• [DESCRIPTION OF THE TASK]: Where a line in the listing below contains the word "subtitle", copy that line.

☆ ☆ ☆

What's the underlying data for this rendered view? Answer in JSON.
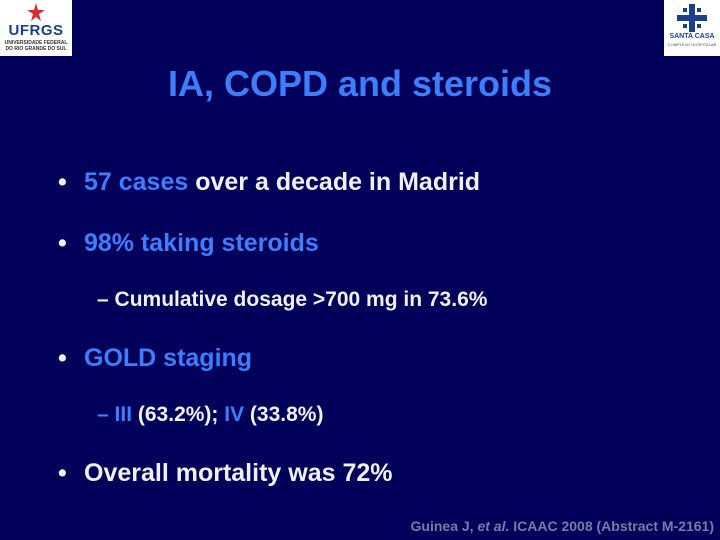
{
  "logos": {
    "left": {
      "name": "UFRGS",
      "subtitle": "UNIVERSIDADE FEDERAL DO RIO GRANDE DO SUL"
    },
    "right": {
      "name": "SANTA CASA",
      "subtitle": "COMPLEXO HOSPITALAR"
    }
  },
  "slide": {
    "title": "IA, COPD and steroids",
    "bullet_glyph": "•",
    "sub_bullet_glyph": "–",
    "bullets": [
      {
        "highlight": "57 cases",
        "text": " over a decade in Madrid"
      },
      {
        "highlight": "98% taking steroids",
        "text": ""
      },
      {
        "highlight": "GOLD staging",
        "text": ""
      },
      {
        "highlight": "",
        "text": "Overall mortality was 72%"
      }
    ],
    "sub_bullets": [
      {
        "text": "Cumulative dosage >700 mg in 73.6%"
      },
      {
        "hl_a": "III",
        "mid": " (63.2%); ",
        "hl_b": "IV",
        "end": " (33.8%)"
      }
    ],
    "citation": {
      "pre": "Guinea J, ",
      "italic": "et al.",
      "post": " ICAAC 2008 (Abstract M-2161)"
    }
  },
  "colors": {
    "background": "#00005a",
    "accent": "#3d7eff",
    "text": "#f0f0f0",
    "citation": "#6f7fa8"
  }
}
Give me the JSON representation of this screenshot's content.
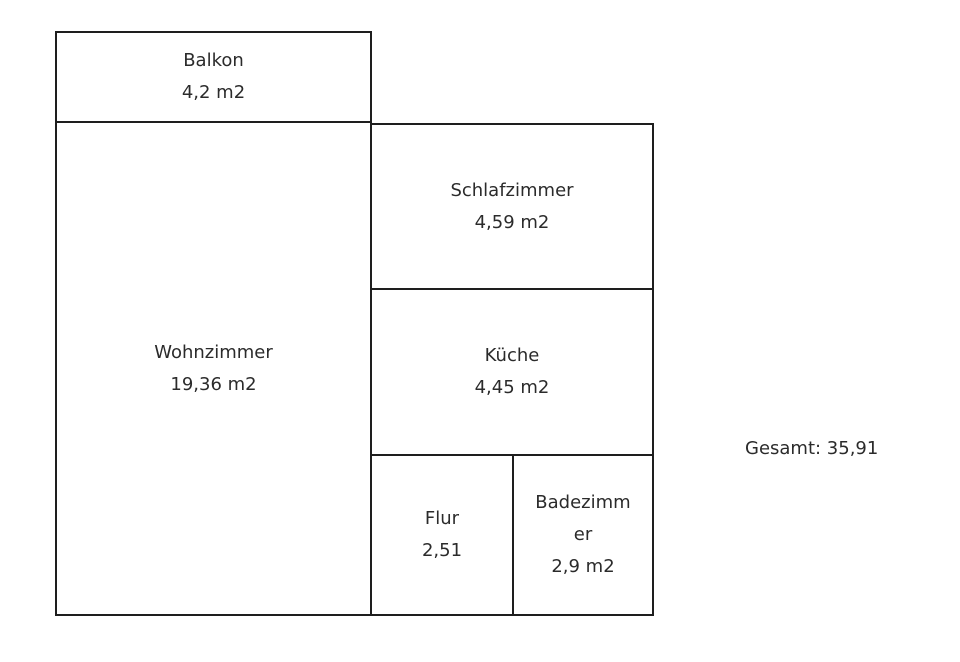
{
  "rooms": {
    "balkon": {
      "name": "Balkon",
      "area": "4,2 m2"
    },
    "wohnzimmer": {
      "name": "Wohnzimmer",
      "area": "19,36 m2"
    },
    "schlafzimmer": {
      "name": "Schlafzimmer",
      "area": "4,59 m2"
    },
    "kueche": {
      "name": "Küche",
      "area": "4,45 m2"
    },
    "flur": {
      "name": "Flur",
      "area": "2,51"
    },
    "badezimmer": {
      "name_line1": "Badezimm",
      "name_line2": "er",
      "area": "2,9 m2"
    }
  },
  "total": "Gesamt: 35,91"
}
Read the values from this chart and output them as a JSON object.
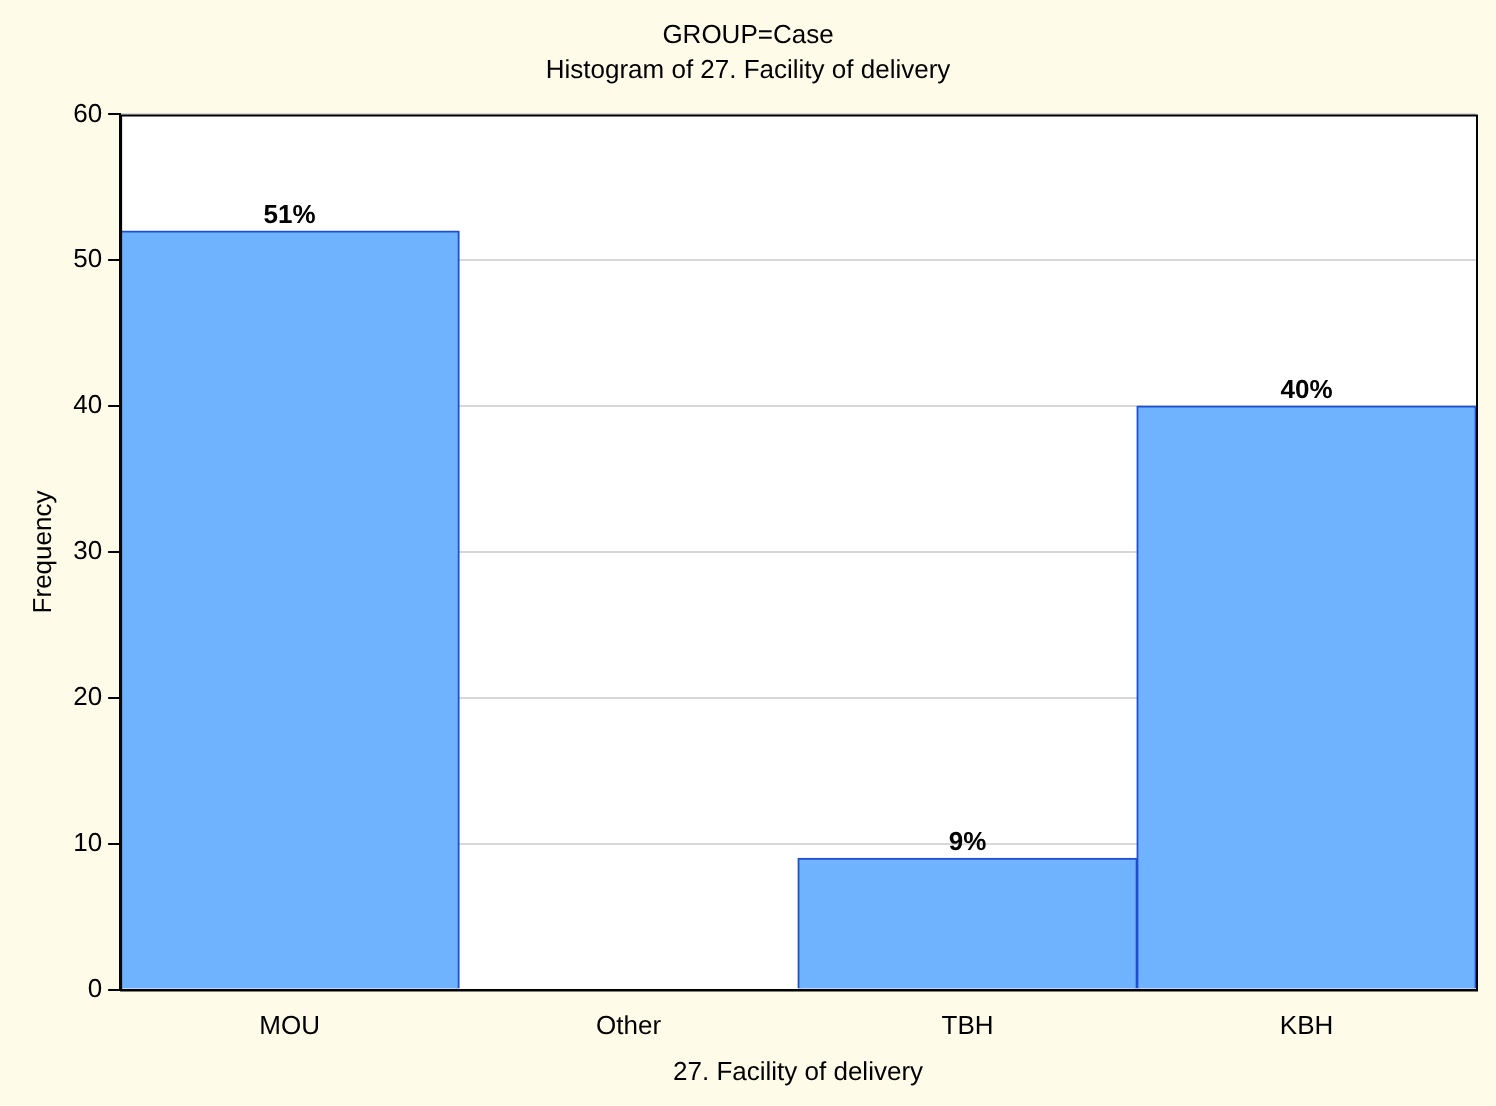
{
  "chart_data": {
    "type": "bar",
    "title": "GROUP=Case",
    "subtitle": "Histogram of 27. Facility of delivery",
    "xlabel": "27. Facility of delivery",
    "ylabel": "Frequency",
    "categories": [
      "MOU",
      "Other",
      "TBH",
      "KBH"
    ],
    "values": [
      52,
      0,
      9,
      40
    ],
    "color": "#6fb3ff",
    "annotations": [
      {
        "text": "51%",
        "x": "MOU",
        "y": 52
      },
      {
        "text": "9%",
        "x": "TBH",
        "y": 9
      },
      {
        "text": "40%",
        "x": "KBH",
        "y": 40
      }
    ],
    "ylim": [
      0,
      60
    ],
    "yticks": [
      0,
      10,
      20,
      30,
      40,
      50,
      60
    ],
    "grid": "y",
    "legend": false
  }
}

☆ ☆ ☆

• [ANSWER BELOW]:
      "subtitle": "UNIVERSIDADE FEDERAL DO RIO GRANDE DO SUL"
      "subtitle": "COMPLEXO HOSPITALAR"
    "subtitle": "Histogram of 27. Facility of delivery",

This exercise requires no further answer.